(Data entries)

'''

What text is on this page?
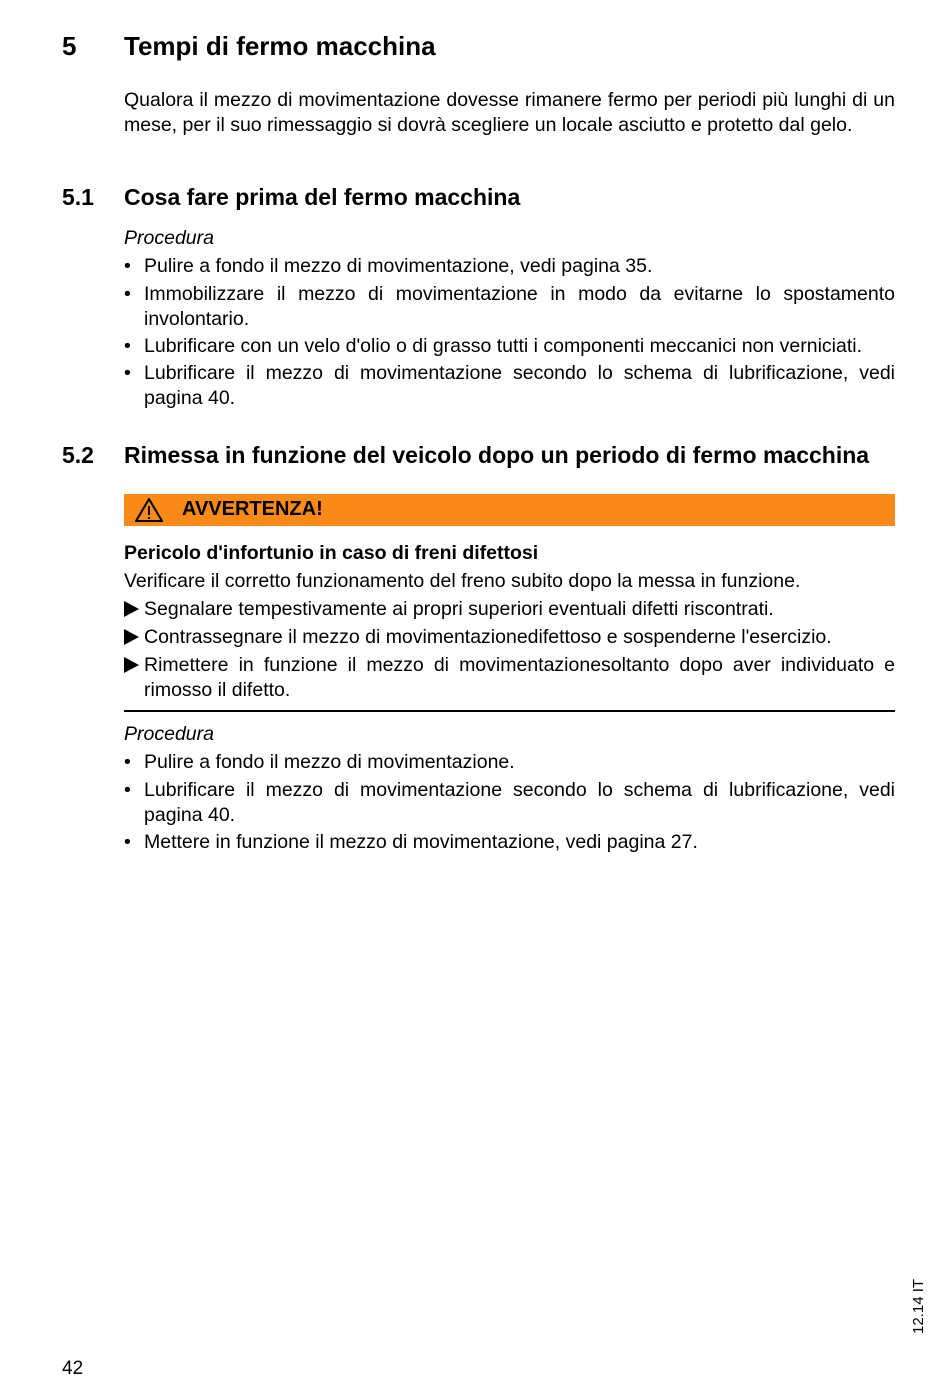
5 Tempi di fermo macchina
Qualora il mezzo di movimentazione dovesse rimanere fermo per periodi più lunghi di un mese, per il suo rimessaggio si dovrà scegliere un locale asciutto e protetto dal gelo.
5.1 Cosa fare prima del fermo macchina
Procedura
• Pulire a fondo il mezzo di movimentazione, vedi pagina 35.
• Immobilizzare il mezzo di movimentazione in modo da evitarne lo spostamento involontario.
• Lubrificare con un velo d'olio o di grasso tutti i componenti meccanici non verniciati.
• Lubrificare il mezzo di movimentazione secondo lo schema di lubrificazione, vedi pagina 40.
5.2 Rimessa in funzione del veicolo dopo un periodo di fermo macchina
AVVERTENZA!
Pericolo d'infortunio in caso di freni difettosi
Verificare il corretto funzionamento del freno subito dopo la messa in funzione.
Segnalare tempestivamente ai propri superiori eventuali difetti riscontrati.
Contrassegnare il mezzo di movimentazionedifettoso e sospenderne l'esercizio.
Rimettere in funzione il mezzo di movimentazionesoltanto dopo aver individuato e rimosso il difetto.
Procedura
• Pulire a fondo il mezzo di movimentazione.
• Lubrificare il mezzo di movimentazione secondo lo schema di lubrificazione, vedi pagina 40.
• Mettere in funzione il mezzo di movimentazione, vedi pagina 27.
42
12.14 IT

'''

== Task details ==
Scan the entries above for the word "Pulire" and collect each line holding it.

== Final result ==
• Pulire a fondo il mezzo di movimentazione, vedi pagina 35.
• Pulire a fondo il mezzo di movimentazione.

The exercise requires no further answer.